▶ _WORK REQUIRED_
Extend the lab reading on binary search trees, beginning right after its final sentence.
==== DOCUMENT PASSAGE
CSC 153: Computer Science Fundamentals Grinnell College Spring, 2005 Laboratory Exercise Reading

# More Binary Search Trees

## Summary

This laboratory builds on the previous lab on trees to provide more experience with binary search trees. Work in this lab involves expanding program ~walker/java/examples/trees/BSTree.java that formed the basis for the previous lab.

## Computing the Height of a Tree

Several terms describe characteristics of nodes and paths within a tree:

• Length: The length of a path in a binary search tree is the number of edges it contains (which is one less than the number of nodes on the path).
• Depth or level: The depth or level of a node is the length of the directed path from the root to that node.
• Height: the height of a tree is the length of the path from the root to a node on the lowest level.

For example, consider the following tree: In this tree, the path from the root (containing value 44) to the node containing value 29 has length 4.
Similarly, the length of the path from the nodes between values 54 and 56 is 2.

Also, the node at level 0 contains value 44;
the nodes at level 1 contain values 8 and 56;
the nodes at level 2 contain values 3, 23, 51, and 63;
the nodes at level 3 contain values 16, 33, 46, 54, and 72; and
the nodes at level 4 contain values 29, 49, 53, 55, 68, and 75.

Finally, since the nodes farthest away from the root are at level 4, the tree has height 4.

## Determining if a Tree is Height Balanced

The following discussion is taken, with minor editing, from Computer Science 2: Principles of Software Engineering, Data Types, and Algorithms by Henry M. Walker [Scott, Foresman and Company, 1989]. This material is used with permission of the copyright holder.

While many tree algorithms work for binary search trees of any shape, the efficiency of tree algorithms often requires that the trees are reasonably compact or balanced. The following definition provides one perspective on the notion of a balanced tree.

• A tree of height h is said to be balanced or completely balanced if all leaves occur at level h or h-1, and if all nodes at levels lower than h-1 have two children.

Applying this definition to the following trees, Tree C is not balanced, because the tree has height 3, but 'q' is a leaf at level 1. On the other hand, Tree D is balanced, because all leaves occur at levels 2 and 3 and all nodes at levels 0 and 1 have two children.
========
==== SUPPLIED MATERIAL
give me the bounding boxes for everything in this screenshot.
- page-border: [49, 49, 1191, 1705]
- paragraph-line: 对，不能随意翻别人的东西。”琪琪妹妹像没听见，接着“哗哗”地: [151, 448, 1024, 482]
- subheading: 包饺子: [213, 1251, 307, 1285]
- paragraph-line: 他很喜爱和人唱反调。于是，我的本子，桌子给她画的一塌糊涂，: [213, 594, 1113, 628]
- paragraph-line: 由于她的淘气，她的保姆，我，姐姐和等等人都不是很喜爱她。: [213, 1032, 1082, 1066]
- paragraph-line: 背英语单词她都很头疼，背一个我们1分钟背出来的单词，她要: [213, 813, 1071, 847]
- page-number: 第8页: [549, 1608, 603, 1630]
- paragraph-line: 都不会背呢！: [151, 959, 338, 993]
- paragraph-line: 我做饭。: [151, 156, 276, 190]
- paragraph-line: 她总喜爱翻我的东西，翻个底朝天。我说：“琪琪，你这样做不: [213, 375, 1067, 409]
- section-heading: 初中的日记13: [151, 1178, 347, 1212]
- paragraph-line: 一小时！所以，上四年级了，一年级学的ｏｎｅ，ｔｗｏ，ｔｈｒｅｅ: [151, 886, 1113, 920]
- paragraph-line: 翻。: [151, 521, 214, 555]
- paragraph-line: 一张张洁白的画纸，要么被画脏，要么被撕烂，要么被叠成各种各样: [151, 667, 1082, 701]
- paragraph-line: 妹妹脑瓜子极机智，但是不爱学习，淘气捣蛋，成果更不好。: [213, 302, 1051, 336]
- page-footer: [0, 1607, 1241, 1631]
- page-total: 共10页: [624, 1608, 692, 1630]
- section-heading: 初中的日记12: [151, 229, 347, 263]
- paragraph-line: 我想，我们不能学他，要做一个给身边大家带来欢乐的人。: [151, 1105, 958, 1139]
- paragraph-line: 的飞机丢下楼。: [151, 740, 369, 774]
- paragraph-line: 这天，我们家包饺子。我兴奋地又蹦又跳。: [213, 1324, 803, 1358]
========
▶ _EXPECTED ANSWER_
While completely balanced trees are particularly compact, it may take considerable processing to maintain such balance in a tree as nodes are inserted and deleted. Thus, completely balanced trees may be of more theoretical than practical interest. However, it turns out that another notion of balance can be maintained with reasonable processing (although the details must be left to a more advanced course).

• A tree is said to be height-balanced if, for each node in the tree, the height of the left subtree differs from the height of the right subtree by no more than 1.

Applying this definition to Trees A and B in the earlier section of this lab on Computing the Height of a Tree, Tree A is not height-balanced, because the node containing the value 8 has a left subtree of height 0, while its right subtree has height 2. In the same tree, the node with value 63 has a similar problem, although all other nodes have the desired property. Since at least one node is unbalanced, this first tree is not height balanced.

In contrast, Tree B (in the following diagram) is height balanced. ## Deletion of a Node

Finally, in our discussion of binary search trees, we consider how to delete a node from a tree. This tasks sometimes is a bit tricky, because the resulting tree must be a binary tree (with no more than two children for any node), and because it must have an appropriate ordering of data to remain a search tree.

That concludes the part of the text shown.